Short exercise: From the entries that follow, extract each line holding the string "side".

Available records:
====
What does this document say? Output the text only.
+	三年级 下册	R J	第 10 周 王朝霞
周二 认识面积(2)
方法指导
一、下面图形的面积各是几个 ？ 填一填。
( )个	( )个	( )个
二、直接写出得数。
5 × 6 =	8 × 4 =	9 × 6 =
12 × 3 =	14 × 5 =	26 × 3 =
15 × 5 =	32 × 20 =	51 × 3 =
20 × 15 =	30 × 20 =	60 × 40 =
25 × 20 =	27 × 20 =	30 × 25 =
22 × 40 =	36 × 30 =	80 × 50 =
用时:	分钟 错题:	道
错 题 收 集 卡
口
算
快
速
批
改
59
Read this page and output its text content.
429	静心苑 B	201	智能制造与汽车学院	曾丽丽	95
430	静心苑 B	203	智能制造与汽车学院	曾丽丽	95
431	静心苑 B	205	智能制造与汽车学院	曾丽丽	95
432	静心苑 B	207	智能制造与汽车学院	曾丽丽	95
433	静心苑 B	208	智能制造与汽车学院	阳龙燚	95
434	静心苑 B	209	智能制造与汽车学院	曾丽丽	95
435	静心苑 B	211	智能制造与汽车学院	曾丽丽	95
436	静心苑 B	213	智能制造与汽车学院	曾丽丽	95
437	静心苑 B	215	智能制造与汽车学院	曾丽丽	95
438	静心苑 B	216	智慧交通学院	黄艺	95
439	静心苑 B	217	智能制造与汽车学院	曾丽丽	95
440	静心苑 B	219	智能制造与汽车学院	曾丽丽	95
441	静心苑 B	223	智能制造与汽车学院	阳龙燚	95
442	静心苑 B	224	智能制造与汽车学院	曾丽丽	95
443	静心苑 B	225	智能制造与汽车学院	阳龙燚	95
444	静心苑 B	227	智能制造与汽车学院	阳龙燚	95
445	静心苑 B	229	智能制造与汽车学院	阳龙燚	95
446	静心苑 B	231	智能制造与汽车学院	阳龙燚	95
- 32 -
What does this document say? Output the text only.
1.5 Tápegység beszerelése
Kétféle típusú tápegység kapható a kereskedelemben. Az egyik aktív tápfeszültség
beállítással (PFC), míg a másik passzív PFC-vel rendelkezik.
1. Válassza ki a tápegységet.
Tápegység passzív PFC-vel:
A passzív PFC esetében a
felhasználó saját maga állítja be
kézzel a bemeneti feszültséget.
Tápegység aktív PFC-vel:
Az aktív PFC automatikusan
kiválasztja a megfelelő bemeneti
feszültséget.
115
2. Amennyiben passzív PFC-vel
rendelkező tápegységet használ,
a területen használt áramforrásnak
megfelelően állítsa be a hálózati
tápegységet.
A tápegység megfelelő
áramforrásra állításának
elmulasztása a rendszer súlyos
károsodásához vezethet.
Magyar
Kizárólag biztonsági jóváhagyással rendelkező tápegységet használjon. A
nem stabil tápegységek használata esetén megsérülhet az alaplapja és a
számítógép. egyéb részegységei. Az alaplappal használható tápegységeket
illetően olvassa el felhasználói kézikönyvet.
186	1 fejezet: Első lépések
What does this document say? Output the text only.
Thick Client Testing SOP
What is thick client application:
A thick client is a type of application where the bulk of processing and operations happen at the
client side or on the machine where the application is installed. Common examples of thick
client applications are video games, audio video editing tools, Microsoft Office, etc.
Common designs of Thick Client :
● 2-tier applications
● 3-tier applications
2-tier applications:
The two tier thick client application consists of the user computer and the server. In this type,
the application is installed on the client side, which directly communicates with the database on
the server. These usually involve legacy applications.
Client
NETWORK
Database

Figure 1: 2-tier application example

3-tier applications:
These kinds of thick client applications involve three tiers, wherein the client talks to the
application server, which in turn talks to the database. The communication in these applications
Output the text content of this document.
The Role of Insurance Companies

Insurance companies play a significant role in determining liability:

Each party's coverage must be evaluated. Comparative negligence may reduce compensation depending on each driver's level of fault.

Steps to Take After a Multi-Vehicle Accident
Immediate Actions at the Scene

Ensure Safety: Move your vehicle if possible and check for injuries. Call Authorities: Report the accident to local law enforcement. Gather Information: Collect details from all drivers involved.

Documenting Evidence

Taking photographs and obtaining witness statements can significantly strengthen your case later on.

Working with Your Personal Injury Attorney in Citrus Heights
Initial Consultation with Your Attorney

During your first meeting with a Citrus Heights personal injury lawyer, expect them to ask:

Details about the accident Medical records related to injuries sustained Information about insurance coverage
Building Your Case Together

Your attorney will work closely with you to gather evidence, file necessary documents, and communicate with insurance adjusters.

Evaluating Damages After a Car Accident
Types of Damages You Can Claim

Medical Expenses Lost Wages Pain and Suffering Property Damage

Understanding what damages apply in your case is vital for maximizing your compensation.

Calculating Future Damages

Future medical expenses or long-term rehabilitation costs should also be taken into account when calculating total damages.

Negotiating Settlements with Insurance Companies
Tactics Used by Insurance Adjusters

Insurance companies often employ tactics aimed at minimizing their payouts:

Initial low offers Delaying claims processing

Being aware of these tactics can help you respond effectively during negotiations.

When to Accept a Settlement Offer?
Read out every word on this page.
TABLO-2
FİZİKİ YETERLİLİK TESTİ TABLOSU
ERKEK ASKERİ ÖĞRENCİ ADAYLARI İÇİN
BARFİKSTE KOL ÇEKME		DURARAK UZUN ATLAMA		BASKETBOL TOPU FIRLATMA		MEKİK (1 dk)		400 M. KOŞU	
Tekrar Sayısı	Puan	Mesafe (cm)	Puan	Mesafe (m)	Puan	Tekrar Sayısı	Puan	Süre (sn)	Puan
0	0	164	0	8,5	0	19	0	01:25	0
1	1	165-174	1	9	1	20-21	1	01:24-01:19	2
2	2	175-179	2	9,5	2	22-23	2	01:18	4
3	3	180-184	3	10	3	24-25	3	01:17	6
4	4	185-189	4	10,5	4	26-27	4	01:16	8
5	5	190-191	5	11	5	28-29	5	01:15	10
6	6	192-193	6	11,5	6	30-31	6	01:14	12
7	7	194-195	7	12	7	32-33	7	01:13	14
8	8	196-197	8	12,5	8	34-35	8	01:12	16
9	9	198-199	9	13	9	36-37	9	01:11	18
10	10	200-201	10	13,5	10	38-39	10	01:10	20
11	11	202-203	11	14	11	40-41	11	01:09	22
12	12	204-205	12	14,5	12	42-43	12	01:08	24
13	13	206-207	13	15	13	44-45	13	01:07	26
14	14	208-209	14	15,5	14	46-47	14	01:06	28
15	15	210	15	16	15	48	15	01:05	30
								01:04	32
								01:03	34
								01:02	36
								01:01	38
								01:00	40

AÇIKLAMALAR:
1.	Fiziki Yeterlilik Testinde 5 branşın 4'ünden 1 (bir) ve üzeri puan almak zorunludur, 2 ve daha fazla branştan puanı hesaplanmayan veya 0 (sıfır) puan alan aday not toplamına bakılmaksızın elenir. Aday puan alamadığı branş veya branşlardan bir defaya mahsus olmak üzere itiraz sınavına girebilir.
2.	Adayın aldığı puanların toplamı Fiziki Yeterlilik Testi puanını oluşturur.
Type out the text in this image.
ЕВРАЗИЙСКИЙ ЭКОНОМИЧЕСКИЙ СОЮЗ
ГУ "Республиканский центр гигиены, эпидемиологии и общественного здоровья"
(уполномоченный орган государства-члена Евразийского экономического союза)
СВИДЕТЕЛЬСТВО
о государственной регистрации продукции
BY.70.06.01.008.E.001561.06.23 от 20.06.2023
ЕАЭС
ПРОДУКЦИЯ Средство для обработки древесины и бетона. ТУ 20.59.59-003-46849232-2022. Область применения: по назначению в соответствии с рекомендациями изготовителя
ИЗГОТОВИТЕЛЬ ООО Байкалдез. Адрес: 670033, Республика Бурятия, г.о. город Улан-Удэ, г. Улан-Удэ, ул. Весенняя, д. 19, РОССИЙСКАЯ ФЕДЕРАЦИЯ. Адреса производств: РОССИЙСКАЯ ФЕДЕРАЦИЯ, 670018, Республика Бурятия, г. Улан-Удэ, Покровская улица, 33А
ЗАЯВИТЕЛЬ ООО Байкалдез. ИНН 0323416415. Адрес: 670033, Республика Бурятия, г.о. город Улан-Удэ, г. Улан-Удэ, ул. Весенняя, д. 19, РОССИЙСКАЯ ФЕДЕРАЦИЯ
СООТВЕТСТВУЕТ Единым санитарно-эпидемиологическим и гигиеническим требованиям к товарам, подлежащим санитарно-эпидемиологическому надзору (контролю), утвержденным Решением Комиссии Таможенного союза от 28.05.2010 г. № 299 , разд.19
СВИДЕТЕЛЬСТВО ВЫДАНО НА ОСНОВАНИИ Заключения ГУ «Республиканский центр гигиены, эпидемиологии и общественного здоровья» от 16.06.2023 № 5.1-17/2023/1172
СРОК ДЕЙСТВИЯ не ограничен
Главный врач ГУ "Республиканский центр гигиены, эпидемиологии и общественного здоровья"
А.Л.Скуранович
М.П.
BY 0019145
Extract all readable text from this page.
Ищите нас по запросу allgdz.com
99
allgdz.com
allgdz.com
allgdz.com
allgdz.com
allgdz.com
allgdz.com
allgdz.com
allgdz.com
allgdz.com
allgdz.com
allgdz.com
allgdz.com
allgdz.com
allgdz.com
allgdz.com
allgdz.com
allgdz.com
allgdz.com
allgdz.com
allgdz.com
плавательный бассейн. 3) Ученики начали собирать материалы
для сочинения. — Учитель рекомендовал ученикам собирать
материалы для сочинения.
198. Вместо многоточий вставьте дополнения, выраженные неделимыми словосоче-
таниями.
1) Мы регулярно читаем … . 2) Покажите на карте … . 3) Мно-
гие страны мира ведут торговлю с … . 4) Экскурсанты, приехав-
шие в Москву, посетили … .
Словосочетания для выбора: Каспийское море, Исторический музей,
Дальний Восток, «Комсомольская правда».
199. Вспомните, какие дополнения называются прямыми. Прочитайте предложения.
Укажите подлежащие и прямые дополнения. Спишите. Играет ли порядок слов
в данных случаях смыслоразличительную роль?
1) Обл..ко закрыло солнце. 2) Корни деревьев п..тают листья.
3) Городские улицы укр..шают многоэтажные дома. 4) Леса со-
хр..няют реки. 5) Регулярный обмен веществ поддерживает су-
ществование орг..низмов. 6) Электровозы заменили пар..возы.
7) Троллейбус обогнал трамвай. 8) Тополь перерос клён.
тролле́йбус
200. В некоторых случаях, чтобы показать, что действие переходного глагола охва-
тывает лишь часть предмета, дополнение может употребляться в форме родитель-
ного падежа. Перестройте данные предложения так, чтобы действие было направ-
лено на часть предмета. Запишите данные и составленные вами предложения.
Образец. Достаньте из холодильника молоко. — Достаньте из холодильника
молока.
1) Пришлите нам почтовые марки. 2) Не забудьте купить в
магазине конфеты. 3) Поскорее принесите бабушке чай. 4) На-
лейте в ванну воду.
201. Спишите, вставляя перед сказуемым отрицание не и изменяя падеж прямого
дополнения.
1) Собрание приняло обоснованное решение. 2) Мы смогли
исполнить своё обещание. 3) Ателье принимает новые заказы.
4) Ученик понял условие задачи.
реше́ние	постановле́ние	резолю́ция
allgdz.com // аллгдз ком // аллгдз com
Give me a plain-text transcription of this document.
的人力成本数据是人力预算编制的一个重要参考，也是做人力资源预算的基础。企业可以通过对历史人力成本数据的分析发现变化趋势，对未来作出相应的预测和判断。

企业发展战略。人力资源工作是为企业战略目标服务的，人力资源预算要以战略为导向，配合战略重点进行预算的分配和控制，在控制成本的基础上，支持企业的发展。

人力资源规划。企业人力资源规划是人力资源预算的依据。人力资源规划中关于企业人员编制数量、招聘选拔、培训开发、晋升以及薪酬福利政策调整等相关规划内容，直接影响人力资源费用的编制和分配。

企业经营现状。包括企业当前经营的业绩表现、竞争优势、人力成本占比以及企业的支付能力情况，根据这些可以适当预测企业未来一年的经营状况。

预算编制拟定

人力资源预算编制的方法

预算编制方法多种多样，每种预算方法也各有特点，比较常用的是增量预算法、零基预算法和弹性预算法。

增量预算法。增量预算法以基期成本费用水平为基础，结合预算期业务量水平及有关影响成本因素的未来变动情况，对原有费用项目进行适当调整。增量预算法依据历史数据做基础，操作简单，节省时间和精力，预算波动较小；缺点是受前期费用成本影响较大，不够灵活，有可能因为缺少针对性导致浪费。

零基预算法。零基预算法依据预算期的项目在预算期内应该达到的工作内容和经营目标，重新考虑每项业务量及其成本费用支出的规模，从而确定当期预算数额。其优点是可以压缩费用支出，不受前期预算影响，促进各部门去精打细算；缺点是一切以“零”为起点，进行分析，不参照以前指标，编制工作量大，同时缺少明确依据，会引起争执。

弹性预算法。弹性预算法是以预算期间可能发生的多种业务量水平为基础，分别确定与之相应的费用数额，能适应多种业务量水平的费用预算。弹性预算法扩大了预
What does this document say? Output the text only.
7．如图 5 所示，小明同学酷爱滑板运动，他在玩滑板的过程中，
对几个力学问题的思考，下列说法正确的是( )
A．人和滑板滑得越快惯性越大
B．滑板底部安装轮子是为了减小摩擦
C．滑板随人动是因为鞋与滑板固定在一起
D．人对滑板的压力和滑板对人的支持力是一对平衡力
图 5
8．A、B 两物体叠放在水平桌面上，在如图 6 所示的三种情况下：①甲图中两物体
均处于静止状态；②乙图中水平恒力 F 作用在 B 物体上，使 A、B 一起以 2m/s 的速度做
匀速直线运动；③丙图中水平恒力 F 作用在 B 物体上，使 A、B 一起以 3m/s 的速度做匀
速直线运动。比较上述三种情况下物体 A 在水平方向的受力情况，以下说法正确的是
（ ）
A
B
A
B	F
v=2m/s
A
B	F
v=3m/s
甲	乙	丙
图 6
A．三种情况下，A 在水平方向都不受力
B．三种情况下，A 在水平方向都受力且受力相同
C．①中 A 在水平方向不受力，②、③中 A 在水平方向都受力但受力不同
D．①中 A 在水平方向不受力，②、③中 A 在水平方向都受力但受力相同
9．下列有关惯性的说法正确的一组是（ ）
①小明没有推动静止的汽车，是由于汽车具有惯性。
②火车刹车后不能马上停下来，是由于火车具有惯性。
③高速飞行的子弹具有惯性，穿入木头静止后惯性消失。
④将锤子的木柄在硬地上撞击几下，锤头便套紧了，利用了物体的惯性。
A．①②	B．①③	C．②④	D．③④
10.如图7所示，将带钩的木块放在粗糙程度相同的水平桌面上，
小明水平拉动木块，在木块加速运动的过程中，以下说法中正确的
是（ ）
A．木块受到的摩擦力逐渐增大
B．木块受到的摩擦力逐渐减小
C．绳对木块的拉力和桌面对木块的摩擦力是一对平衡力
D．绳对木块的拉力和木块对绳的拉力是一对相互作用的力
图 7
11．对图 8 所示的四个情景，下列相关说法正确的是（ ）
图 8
====
Result:
client side or on the machine where the application is installed. Common examples of thick
the application is installed on the client side, which directly communicates with the database on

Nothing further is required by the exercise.